To be done: Leave out any picture and return the remaining listing below exactly as given.

## Begin Records shown

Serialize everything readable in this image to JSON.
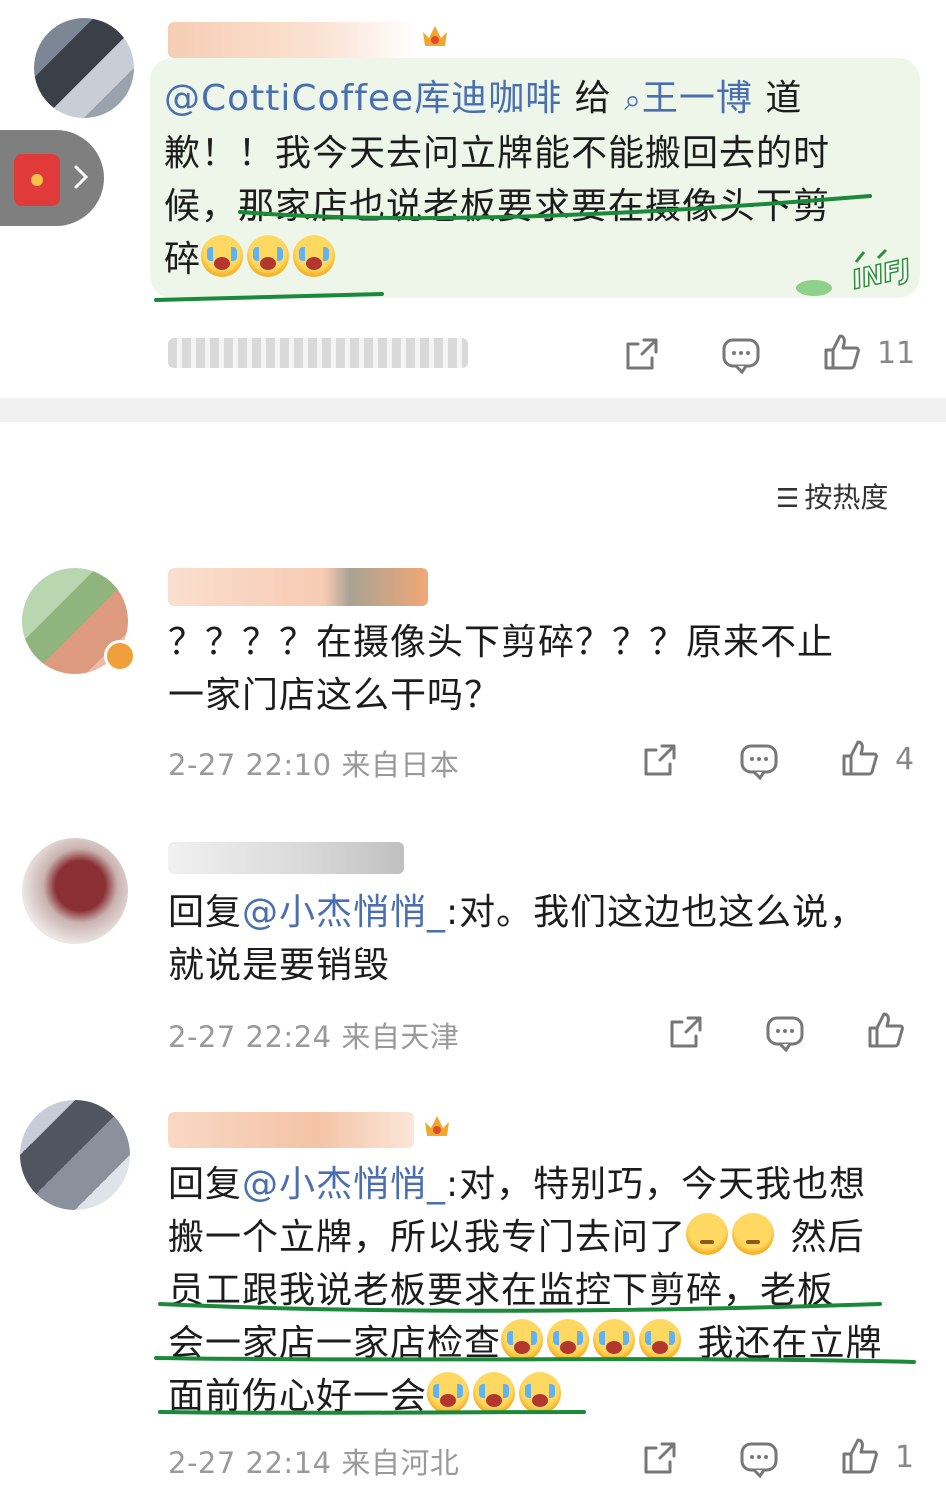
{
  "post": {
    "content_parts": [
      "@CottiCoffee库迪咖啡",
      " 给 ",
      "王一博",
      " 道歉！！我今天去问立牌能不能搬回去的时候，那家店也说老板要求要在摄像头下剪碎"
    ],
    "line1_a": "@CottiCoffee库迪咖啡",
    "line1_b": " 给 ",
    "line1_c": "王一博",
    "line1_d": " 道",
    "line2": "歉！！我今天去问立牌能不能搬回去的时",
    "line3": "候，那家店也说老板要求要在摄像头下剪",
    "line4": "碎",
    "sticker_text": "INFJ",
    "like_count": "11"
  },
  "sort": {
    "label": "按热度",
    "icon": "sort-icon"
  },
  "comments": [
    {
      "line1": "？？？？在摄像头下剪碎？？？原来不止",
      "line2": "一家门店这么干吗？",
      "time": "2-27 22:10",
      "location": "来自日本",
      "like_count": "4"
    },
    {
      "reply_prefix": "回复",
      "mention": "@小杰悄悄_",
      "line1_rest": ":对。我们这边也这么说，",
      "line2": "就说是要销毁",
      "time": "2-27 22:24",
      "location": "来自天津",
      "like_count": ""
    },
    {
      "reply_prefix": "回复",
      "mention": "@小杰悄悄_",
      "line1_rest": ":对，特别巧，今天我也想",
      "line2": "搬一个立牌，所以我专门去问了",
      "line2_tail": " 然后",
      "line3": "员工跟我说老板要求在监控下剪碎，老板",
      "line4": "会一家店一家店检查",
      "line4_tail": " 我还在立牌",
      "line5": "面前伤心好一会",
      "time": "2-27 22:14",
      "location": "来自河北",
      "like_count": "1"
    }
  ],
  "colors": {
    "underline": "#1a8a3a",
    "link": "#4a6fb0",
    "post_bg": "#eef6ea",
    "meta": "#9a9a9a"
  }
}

## End Records shown

Answer to the problem:
Serialize everything readable in this image to JSON.
{
  "post": {
    "content_parts": [
      "@CottiCoffee库迪咖啡",
      " 给 ",
      "王一博",
      " 道歉！！我今天去问立牌能不能搬回去的时候，那家店也说老板要求要在摄像头下剪碎"
    ],
    "line1_a": "@CottiCoffee库迪咖啡",
    "line1_b": " 给 ",
    "line1_c": "王一博",
    "line1_d": " 道",
    "line2": "歉！！我今天去问立牌能不能搬回去的时",
    "line3": "候，那家店也说老板要求要在摄像头下剪",
    "line4": "碎",
    "sticker_text": "INFJ",
    "like_count": "11"
  },
  "sort": {
    "label": "按热度",
    "icon": "sort-icon"
  },
  "comments": [
    {
      "line1": "？？？？在摄像头下剪碎？？？原来不止",
      "line2": "一家门店这么干吗？",
      "time": "2-27 22:10",
      "location": "来自日本",
      "like_count": "4"
    },
    {
      "reply_prefix": "回复",
      "mention": "@小杰悄悄_",
      "line1_rest": ":对。我们这边也这么说，",
      "line2": "就说是要销毁",
      "time": "2-27 22:24",
      "location": "来自天津",
      "like_count": ""
    },
    {
      "reply_prefix": "回复",
      "mention": "@小杰悄悄_",
      "line1_rest": ":对，特别巧，今天我也想",
      "line2": "搬一个立牌，所以我专门去问了",
      "line2_tail": " 然后",
      "line3": "员工跟我说老板要求在监控下剪碎，老板",
      "line4": "会一家店一家店检查",
      "line4_tail": " 我还在立牌",
      "line5": "面前伤心好一会",
      "time": "2-27 22:14",
      "location": "来自河北",
      "like_count": "1"
    }
  ],
  "colors": {
    "underline": "#1a8a3a",
    "link": "#4a6fb0",
    "post_bg": "#eef6ea",
    "meta": "#9a9a9a"
  }
}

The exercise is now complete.